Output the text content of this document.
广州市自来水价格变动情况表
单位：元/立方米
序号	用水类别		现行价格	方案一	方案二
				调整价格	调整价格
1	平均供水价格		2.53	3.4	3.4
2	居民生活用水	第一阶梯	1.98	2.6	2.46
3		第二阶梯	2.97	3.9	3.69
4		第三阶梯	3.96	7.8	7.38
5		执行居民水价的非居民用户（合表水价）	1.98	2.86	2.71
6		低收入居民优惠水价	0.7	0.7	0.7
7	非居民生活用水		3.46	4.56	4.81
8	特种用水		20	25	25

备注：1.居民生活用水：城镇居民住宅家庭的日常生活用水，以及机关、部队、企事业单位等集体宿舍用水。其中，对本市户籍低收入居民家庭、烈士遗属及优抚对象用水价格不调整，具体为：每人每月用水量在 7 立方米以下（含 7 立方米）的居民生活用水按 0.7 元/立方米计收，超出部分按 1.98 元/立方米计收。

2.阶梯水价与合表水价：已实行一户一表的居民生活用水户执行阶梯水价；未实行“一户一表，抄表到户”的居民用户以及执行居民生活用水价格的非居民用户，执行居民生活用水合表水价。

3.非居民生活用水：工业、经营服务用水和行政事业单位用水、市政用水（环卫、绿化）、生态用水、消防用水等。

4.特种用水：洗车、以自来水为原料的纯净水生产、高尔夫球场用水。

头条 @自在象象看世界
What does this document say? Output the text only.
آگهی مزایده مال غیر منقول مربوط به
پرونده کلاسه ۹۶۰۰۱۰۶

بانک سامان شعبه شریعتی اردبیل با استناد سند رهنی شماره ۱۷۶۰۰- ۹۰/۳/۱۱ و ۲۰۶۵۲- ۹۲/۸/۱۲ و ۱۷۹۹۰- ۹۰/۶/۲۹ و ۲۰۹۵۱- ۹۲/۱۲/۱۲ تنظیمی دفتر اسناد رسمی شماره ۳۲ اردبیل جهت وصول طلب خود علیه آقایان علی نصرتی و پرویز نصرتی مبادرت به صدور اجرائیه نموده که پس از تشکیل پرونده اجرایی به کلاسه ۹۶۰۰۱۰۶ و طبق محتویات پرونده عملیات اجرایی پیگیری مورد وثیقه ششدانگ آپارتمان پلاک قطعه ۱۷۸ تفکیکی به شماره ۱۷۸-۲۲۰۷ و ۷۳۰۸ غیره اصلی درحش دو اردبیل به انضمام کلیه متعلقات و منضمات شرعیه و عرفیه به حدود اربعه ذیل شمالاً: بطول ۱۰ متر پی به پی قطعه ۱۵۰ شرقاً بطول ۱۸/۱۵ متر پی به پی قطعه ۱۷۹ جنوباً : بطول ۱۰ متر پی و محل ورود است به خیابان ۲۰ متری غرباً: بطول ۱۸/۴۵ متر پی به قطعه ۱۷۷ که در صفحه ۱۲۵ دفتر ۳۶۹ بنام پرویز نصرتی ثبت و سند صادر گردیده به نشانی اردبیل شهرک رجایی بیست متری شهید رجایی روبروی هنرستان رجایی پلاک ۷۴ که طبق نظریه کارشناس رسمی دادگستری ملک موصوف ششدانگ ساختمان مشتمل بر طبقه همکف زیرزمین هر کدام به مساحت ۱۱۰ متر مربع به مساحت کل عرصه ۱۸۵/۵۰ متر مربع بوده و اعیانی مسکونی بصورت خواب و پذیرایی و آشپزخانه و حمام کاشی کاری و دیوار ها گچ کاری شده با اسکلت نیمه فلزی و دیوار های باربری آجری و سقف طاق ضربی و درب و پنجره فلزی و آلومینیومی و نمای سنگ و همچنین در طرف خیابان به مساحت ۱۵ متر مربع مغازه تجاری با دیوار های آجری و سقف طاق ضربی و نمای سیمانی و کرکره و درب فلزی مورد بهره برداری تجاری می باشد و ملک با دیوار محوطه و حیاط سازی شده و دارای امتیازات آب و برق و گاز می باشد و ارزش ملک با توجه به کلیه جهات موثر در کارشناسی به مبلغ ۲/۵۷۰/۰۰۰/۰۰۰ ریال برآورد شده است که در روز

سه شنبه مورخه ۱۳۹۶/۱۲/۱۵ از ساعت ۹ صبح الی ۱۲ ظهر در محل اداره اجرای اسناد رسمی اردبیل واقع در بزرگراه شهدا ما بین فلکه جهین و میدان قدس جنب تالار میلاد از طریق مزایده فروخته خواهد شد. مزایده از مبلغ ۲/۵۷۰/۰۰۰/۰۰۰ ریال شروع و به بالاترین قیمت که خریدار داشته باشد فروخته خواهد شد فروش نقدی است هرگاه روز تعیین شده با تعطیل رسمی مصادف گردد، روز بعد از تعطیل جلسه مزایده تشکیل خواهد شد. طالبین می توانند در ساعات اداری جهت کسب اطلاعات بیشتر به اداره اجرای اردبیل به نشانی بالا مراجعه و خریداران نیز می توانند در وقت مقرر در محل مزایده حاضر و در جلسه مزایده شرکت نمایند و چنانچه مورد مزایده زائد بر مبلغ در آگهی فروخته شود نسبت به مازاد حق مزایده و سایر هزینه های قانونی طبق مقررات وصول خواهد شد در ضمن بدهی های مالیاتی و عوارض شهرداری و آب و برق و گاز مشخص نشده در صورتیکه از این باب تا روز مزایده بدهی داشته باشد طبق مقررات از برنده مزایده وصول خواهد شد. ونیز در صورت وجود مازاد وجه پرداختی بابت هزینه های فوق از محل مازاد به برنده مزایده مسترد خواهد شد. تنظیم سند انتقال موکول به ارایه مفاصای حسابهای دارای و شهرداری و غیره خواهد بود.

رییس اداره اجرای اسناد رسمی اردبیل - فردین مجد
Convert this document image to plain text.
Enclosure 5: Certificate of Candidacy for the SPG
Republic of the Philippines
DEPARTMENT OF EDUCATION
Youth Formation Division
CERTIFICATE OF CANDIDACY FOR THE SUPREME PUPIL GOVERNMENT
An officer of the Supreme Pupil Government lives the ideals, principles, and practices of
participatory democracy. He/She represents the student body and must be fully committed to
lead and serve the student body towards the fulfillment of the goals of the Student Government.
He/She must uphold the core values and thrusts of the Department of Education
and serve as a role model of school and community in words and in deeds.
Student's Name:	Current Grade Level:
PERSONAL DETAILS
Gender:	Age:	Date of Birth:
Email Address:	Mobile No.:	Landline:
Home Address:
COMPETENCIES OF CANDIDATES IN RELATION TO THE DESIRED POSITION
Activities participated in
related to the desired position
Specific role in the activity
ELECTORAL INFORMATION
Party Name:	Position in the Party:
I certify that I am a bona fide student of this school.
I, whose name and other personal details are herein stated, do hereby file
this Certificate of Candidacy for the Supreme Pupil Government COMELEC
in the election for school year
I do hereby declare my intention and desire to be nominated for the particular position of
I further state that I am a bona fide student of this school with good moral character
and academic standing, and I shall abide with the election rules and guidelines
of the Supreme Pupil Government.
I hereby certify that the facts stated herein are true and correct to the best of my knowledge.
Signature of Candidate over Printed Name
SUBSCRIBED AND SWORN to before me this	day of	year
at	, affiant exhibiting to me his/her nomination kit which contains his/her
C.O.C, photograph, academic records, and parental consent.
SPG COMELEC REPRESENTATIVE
········
*EXERCISE AIM*:
Identify and copy all lines with the word "herein".

*OUTPUT OF THE TASK*:
I, whose name and other personal details are herein stated, do hereby file
I hereby certify that the facts stated herein are true and correct to the best of my knowledge.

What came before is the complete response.